- **Data records**
Begin
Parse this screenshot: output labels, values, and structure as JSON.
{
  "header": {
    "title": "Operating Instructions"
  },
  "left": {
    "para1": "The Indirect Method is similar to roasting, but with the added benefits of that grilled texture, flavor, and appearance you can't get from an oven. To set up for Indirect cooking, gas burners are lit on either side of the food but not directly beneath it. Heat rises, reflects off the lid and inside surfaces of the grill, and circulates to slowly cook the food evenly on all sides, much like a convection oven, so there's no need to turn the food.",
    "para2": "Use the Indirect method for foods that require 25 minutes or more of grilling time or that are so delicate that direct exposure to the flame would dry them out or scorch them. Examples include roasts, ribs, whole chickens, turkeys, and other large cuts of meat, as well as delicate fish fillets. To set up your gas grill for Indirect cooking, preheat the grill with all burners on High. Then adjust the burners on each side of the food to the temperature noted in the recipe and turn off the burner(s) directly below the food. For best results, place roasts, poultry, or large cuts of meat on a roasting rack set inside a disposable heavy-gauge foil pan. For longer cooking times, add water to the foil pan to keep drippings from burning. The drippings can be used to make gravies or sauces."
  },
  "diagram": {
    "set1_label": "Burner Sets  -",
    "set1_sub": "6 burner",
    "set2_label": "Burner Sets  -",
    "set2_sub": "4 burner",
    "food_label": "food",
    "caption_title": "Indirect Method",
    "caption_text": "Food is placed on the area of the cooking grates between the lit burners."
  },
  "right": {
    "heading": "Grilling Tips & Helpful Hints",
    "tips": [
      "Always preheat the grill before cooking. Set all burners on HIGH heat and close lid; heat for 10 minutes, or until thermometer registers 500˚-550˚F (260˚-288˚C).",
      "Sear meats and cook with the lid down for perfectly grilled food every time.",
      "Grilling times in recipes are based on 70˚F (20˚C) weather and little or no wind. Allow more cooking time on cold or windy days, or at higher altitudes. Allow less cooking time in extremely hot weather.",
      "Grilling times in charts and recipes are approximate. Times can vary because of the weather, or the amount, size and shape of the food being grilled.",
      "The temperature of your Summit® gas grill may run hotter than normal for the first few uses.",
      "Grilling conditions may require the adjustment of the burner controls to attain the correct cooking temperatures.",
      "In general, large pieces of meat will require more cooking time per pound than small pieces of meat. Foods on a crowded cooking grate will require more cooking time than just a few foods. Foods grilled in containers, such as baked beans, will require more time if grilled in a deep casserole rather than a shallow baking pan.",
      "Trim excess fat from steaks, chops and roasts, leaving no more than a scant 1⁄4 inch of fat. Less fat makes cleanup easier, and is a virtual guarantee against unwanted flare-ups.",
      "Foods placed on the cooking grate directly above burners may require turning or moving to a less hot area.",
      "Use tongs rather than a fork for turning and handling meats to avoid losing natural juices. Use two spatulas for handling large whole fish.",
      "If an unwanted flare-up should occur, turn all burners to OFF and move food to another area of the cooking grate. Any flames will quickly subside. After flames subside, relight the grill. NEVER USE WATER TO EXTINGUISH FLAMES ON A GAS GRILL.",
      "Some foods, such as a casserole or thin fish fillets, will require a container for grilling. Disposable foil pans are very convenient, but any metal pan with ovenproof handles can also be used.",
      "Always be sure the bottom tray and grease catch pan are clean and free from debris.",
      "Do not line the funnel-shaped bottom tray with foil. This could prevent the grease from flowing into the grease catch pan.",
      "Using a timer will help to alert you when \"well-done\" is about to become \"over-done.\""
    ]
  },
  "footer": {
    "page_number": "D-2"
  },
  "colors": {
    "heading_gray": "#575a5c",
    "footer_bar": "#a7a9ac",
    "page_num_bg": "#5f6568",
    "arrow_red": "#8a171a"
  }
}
End
Gather all the lines that include the word "casserole" and copy them out.

      "In general, large pieces of meat will require more cooking time per pound than small pieces of meat. Foods on a crowded cooking grate will require more cooking time than just a few foods. Foods grilled in containers, such as baked beans, will require more time if grilled in a deep casserole rather than a shallow baking pan.",
      "Some foods, such as a casserole or thin fish fillets, will require a container for grilling. Disposable foil pans are very convenient, but any metal pan with ovenproof handles can also be used.",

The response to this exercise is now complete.